[Dataset rows]
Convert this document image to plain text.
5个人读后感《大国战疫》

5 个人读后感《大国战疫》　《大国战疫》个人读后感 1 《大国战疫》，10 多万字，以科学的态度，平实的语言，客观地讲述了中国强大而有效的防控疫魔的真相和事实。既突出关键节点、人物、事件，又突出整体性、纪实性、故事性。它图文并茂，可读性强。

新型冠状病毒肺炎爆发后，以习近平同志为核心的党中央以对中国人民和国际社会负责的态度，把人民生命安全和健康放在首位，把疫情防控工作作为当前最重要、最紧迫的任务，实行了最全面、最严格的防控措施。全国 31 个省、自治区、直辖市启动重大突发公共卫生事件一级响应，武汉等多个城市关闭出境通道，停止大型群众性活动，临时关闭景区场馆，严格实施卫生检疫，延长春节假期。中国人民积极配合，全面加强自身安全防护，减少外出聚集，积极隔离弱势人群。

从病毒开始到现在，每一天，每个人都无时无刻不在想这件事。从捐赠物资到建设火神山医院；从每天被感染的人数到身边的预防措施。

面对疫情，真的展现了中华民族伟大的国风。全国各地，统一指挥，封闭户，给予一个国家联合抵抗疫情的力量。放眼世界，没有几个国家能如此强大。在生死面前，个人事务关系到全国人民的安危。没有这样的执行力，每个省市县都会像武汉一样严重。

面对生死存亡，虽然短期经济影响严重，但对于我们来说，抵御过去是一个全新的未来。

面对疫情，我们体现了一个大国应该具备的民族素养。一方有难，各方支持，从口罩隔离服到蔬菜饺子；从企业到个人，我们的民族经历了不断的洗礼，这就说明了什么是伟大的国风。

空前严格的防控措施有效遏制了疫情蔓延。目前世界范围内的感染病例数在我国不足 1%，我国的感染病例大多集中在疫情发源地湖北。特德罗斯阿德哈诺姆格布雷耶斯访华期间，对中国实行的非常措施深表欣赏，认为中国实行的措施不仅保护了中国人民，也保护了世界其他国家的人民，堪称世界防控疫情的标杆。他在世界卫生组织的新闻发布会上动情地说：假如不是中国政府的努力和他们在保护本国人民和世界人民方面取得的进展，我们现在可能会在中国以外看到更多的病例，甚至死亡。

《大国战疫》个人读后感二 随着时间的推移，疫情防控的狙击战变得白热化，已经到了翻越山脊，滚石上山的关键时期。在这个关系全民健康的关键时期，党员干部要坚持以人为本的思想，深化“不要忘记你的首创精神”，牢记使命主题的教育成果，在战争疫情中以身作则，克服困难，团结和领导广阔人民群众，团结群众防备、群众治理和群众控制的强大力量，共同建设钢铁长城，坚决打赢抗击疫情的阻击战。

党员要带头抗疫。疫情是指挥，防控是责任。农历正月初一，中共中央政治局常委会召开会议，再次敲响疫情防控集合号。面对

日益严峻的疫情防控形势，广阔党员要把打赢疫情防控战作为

- WORK INSTRUCTIONS:
Give back the whole listing, word for word.

- RESPONSE:
Convert this document image to plain text.
5个人读后感《大国战疫》

5 个人读后感《大国战疫》　《大国战疫》个人读后感 1 《大国战疫》，10 多万字，以科学的态度，平实的语言，客观地讲述了中国强大而有效的防控疫魔的真相和事实。既突出关键节点、人物、事件，又突出整体性、纪实性、故事性。它图文并茂，可读性强。

新型冠状病毒肺炎爆发后，以习近平同志为核心的党中央以对中国人民和国际社会负责的态度，把人民生命安全和健康放在首位，把疫情防控工作作为当前最重要、最紧迫的任务，实行了最全面、最严格的防控措施。全国 31 个省、自治区、直辖市启动重大突发公共卫生事件一级响应，武汉等多个城市关闭出境通道，停止大型群众性活动，临时关闭景区场馆，严格实施卫生检疫，延长春节假期。中国人民积极配合，全面加强自身安全防护，减少外出聚集，积极隔离弱势人群。

从病毒开始到现在，每一天，每个人都无时无刻不在想这件事。从捐赠物资到建设火神山医院；从每天被感染的人数到身边的预防措施。

面对疫情，真的展现了中华民族伟大的国风。全国各地，统一指挥，封闭户，给予一个国家联合抵抗疫情的力量。放眼世界，没有几个国家能如此强大。在生死面前，个人事务关系到全国人民的安危。没有这样的执行力，每个省市县都会像武汉一样严重。

面对生死存亡，虽然短期经济影响严重，但对于我们来说，抵御过去是一个全新的未来。

面对疫情，我们体现了一个大国应该具备的民族素养。一方有难，各方支持，从口罩隔离服到蔬菜饺子；从企业到个人，我们的民族经历了不断的洗礼，这就说明了什么是伟大的国风。

空前严格的防控措施有效遏制了疫情蔓延。目前世界范围内的感染病例数在我国不足 1%，我国的感染病例大多集中在疫情发源地湖北。特德罗斯阿德哈诺姆格布雷耶斯访华期间，对中国实行的非常措施深表欣赏，认为中国实行的措施不仅保护了中国人民，也保护了世界其他国家的人民，堪称世界防控疫情的标杆。他在世界卫生组织的新闻发布会上动情地说：假如不是中国政府的努力和他们在保护本国人民和世界人民方面取得的进展，我们现在可能会在中国以外看到更多的病例，甚至死亡。

《大国战疫》个人读后感二 随着时间的推移，疫情防控的狙击战变得白热化，已经到了翻越山脊，滚石上山的关键时期。在这个关系全民健康的关键时期，党员干部要坚持以人为本的思想，深化“不要忘记你的首创精神”，牢记使命主题的教育成果，在战争疫情中以身作则，克服困难，团结和领导广阔人民群众，团结群众防备、群众治理和群众控制的强大力量，共同建设钢铁长城，坚决打赢抗击疫情的阻击战。

党员要带头抗疫。疫情是指挥，防控是责任。农历正月初一，中共中央政治局常委会召开会议，再次敲响疫情防控集合号。面对

日益严峻的疫情防控形势，广阔党员要把打赢疫情防控战作为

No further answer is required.